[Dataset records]
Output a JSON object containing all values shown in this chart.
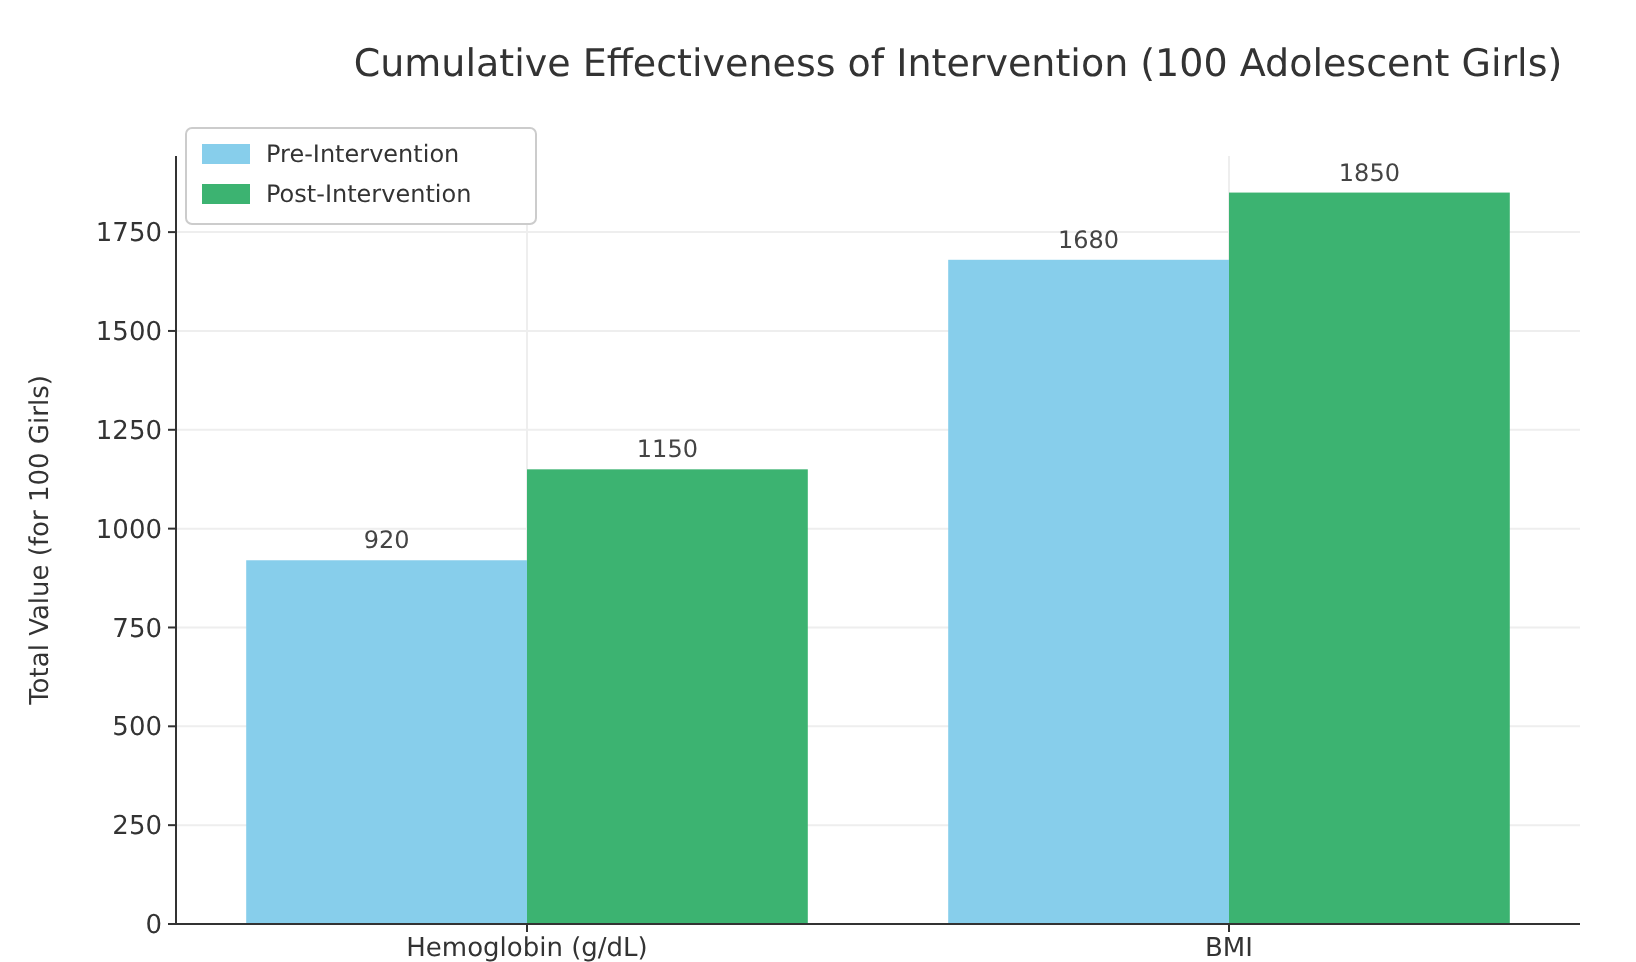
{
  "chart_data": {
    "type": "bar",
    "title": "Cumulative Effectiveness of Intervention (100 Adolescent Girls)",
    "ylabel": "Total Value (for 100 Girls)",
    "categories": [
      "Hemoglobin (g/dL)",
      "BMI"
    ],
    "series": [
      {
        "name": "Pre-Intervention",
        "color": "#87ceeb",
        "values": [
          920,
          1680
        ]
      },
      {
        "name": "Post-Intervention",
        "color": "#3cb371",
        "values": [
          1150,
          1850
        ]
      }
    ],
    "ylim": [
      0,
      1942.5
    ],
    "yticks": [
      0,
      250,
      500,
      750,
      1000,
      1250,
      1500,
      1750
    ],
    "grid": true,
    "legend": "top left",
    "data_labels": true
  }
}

---

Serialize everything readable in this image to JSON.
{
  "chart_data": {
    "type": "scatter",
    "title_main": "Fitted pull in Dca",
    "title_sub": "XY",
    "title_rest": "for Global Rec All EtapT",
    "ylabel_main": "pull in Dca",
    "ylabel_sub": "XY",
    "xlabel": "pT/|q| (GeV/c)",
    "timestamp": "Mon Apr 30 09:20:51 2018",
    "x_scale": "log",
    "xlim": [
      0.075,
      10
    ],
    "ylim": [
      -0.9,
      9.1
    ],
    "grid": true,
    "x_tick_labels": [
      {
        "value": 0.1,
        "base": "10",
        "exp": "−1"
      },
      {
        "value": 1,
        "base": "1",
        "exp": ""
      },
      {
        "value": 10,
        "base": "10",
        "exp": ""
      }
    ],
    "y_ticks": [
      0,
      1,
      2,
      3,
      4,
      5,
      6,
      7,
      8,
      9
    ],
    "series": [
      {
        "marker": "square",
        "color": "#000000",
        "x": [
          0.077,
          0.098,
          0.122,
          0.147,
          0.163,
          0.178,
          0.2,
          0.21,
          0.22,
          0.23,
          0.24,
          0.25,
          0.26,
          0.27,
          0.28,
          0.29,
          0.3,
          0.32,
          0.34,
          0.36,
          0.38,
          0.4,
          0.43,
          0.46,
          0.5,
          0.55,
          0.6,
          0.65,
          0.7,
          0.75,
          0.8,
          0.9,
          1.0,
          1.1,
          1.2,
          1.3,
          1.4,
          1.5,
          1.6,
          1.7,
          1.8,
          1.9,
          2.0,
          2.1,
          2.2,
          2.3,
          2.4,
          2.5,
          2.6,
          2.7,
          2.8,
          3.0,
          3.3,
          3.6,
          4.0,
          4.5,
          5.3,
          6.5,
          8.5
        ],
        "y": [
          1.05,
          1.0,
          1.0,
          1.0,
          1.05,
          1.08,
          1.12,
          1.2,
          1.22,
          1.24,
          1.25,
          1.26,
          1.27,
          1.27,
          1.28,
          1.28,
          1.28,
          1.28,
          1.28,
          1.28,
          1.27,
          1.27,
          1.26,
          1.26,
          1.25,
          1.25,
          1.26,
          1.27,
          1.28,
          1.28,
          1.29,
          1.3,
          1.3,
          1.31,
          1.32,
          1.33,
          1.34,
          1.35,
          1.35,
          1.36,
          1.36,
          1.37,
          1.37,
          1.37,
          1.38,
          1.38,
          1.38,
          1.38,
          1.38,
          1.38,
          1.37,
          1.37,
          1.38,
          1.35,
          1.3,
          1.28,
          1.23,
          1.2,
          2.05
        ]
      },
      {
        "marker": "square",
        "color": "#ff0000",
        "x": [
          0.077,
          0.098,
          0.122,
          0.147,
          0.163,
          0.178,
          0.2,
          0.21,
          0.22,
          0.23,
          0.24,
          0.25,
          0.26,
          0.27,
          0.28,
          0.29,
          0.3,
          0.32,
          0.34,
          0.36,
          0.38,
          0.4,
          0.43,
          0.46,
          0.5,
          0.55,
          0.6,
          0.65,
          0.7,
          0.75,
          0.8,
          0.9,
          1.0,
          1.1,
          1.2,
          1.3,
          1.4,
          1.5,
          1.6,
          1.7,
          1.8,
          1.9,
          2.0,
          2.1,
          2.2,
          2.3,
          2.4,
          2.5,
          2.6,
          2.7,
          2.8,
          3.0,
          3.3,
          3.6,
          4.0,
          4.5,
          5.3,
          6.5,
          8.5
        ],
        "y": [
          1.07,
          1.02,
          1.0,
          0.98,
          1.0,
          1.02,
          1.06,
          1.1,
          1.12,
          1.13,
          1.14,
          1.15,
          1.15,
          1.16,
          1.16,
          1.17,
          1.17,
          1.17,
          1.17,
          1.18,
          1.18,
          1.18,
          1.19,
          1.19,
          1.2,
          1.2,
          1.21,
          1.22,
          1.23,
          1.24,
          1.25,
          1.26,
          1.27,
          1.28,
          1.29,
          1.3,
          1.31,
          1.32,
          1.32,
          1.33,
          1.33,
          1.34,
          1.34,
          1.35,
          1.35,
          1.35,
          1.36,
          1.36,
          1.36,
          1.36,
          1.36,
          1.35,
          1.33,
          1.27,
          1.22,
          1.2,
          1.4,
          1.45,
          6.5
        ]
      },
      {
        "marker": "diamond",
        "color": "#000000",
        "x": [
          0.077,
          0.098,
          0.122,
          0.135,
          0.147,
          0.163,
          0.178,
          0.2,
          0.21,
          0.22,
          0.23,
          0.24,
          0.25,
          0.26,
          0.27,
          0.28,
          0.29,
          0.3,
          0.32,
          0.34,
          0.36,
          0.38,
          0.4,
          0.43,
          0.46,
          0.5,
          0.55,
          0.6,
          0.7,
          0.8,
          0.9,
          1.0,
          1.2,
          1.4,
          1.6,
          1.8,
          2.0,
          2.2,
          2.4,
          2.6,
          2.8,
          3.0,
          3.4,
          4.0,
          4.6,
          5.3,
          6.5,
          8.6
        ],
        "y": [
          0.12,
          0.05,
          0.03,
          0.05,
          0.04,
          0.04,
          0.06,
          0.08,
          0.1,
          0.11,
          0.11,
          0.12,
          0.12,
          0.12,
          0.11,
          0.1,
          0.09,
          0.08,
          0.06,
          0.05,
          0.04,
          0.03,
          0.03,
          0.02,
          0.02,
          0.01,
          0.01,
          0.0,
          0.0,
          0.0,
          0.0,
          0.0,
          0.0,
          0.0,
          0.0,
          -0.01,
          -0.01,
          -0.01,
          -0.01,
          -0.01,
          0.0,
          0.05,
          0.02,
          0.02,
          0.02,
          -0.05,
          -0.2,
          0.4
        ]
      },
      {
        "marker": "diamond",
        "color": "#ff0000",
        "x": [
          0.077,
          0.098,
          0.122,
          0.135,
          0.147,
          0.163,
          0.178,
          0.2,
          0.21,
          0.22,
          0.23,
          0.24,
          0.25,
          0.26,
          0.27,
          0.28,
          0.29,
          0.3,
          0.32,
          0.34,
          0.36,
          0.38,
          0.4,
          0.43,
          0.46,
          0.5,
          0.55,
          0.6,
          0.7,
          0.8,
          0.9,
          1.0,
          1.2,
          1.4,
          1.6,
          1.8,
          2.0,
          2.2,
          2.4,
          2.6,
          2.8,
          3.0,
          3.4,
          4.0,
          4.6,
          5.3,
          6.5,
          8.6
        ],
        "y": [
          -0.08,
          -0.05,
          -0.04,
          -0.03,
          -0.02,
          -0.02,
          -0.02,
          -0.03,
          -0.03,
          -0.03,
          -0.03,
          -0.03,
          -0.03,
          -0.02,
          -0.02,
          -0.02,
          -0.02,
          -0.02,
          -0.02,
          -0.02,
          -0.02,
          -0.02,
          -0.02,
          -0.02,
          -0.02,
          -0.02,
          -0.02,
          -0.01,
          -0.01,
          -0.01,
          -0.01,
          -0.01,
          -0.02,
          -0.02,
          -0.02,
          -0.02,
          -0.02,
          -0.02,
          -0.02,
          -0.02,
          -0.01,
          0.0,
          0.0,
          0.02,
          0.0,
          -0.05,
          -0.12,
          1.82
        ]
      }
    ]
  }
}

Task to complete
Answer with a single number: the count of lines holding the word "Girls".

Output of the exercise
2